### [WHAT IS REQUIRED]
Repeat the entire listing exactly.

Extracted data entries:
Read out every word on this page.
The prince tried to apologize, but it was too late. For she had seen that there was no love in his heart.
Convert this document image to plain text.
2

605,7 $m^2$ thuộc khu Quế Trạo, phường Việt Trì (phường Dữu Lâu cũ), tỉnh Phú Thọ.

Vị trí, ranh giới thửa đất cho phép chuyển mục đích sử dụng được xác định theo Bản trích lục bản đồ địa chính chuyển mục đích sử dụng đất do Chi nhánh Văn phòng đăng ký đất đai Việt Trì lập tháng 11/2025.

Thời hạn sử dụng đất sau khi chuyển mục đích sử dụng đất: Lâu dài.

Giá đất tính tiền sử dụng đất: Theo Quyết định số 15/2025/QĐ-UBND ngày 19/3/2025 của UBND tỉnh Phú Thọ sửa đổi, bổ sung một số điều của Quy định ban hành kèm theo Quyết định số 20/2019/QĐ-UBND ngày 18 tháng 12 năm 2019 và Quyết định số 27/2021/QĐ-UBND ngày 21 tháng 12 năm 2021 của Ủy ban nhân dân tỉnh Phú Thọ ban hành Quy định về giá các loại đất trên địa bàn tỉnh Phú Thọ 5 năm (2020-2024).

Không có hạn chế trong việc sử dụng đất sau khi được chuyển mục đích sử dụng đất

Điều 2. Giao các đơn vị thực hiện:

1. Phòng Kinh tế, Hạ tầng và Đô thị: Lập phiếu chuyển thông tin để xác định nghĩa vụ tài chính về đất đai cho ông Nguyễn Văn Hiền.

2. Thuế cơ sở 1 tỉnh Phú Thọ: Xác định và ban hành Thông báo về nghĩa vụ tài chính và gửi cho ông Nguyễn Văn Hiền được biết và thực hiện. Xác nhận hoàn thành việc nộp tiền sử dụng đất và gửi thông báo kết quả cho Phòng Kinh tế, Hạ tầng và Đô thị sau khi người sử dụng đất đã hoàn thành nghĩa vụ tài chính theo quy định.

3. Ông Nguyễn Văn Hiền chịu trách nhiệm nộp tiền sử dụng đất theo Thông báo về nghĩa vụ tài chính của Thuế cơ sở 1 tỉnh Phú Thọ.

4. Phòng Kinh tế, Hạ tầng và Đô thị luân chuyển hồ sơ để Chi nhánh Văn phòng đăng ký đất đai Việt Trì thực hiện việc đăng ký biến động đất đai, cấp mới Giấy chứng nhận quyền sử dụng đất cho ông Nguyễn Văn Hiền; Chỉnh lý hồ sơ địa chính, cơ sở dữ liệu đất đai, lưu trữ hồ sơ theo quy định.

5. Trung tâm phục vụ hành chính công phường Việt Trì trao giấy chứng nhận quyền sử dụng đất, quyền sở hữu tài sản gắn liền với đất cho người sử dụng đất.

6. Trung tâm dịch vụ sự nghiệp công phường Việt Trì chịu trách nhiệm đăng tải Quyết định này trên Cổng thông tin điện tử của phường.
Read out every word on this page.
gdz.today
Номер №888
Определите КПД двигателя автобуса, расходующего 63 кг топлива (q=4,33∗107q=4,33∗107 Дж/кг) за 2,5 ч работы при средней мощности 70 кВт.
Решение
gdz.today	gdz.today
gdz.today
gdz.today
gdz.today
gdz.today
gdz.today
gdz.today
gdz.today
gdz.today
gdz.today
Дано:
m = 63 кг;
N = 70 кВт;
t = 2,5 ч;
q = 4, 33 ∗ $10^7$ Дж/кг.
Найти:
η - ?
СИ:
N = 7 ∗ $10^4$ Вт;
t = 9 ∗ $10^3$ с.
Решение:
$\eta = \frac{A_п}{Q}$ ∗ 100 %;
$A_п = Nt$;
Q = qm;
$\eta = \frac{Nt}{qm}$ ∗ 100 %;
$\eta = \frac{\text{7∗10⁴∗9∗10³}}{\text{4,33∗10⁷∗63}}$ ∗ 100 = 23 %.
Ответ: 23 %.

### [EXERCISE OUTPUT]
Read out every word on this page.
The prince tried to apologize, but it was too late. For she had seen that there was no love in his heart.
Convert this document image to plain text.
2

605,7 $m^2$ thuộc khu Quế Trạo, phường Việt Trì (phường Dữu Lâu cũ), tỉnh Phú Thọ.

Vị trí, ranh giới thửa đất cho phép chuyển mục đích sử dụng được xác định theo Bản trích lục bản đồ địa chính chuyển mục đích sử dụng đất do Chi nhánh Văn phòng đăng ký đất đai Việt Trì lập tháng 11/2025.

Thời hạn sử dụng đất sau khi chuyển mục đích sử dụng đất: Lâu dài.

Giá đất tính tiền sử dụng đất: Theo Quyết định số 15/2025/QĐ-UBND ngày 19/3/2025 của UBND tỉnh Phú Thọ sửa đổi, bổ sung một số điều của Quy định ban hành kèm theo Quyết định số 20/2019/QĐ-UBND ngày 18 tháng 12 năm 2019 và Quyết định số 27/2021/QĐ-UBND ngày 21 tháng 12 năm 2021 của Ủy ban nhân dân tỉnh Phú Thọ ban hành Quy định về giá các loại đất trên địa bàn tỉnh Phú Thọ 5 năm (2020-2024).

Không có hạn chế trong việc sử dụng đất sau khi được chuyển mục đích sử dụng đất

Điều 2. Giao các đơn vị thực hiện:

1. Phòng Kinh tế, Hạ tầng và Đô thị: Lập phiếu chuyển thông tin để xác định nghĩa vụ tài chính về đất đai cho ông Nguyễn Văn Hiền.

2. Thuế cơ sở 1 tỉnh Phú Thọ: Xác định và ban hành Thông báo về nghĩa vụ tài chính và gửi cho ông Nguyễn Văn Hiền được biết và thực hiện. Xác nhận hoàn thành việc nộp tiền sử dụng đất và gửi thông báo kết quả cho Phòng Kinh tế, Hạ tầng và Đô thị sau khi người sử dụng đất đã hoàn thành nghĩa vụ tài chính theo quy định.

3. Ông Nguyễn Văn Hiền chịu trách nhiệm nộp tiền sử dụng đất theo Thông báo về nghĩa vụ tài chính của Thuế cơ sở 1 tỉnh Phú Thọ.

4. Phòng Kinh tế, Hạ tầng và Đô thị luân chuyển hồ sơ để Chi nhánh Văn phòng đăng ký đất đai Việt Trì thực hiện việc đăng ký biến động đất đai, cấp mới Giấy chứng nhận quyền sử dụng đất cho ông Nguyễn Văn Hiền; Chỉnh lý hồ sơ địa chính, cơ sở dữ liệu đất đai, lưu trữ hồ sơ theo quy định.

5. Trung tâm phục vụ hành chính công phường Việt Trì trao giấy chứng nhận quyền sử dụng đất, quyền sở hữu tài sản gắn liền với đất cho người sử dụng đất.

6. Trung tâm dịch vụ sự nghiệp công phường Việt Trì chịu trách nhiệm đăng tải Quyết định này trên Cổng thông tin điện tử của phường.
Read out every word on this page.
gdz.today
Номер №888
Определите КПД двигателя автобуса, расходующего 63 кг топлива (q=4,33∗107q=4,33∗107 Дж/кг) за 2,5 ч работы при средней мощности 70 кВт.
Решение
gdz.today	gdz.today
gdz.today
gdz.today
gdz.today
gdz.today
gdz.today
gdz.today
gdz.today
gdz.today
gdz.today
Дано:
m = 63 кг;
N = 70 кВт;
t = 2,5 ч;
q = 4, 33 ∗ $10^7$ Дж/кг.
Найти:
η - ?
СИ:
N = 7 ∗ $10^4$ Вт;
t = 9 ∗ $10^3$ с.
Решение:
$\eta = \frac{A_п}{Q}$ ∗ 100 %;
$A_п = Nt$;
Q = qm;
$\eta = \frac{Nt}{qm}$ ∗ 100 %;
$\eta = \frac{\text{7∗10⁴∗9∗10³}}{\text{4,33∗10⁷∗63}}$ ∗ 100 = 23 %.
Ответ: 23 %.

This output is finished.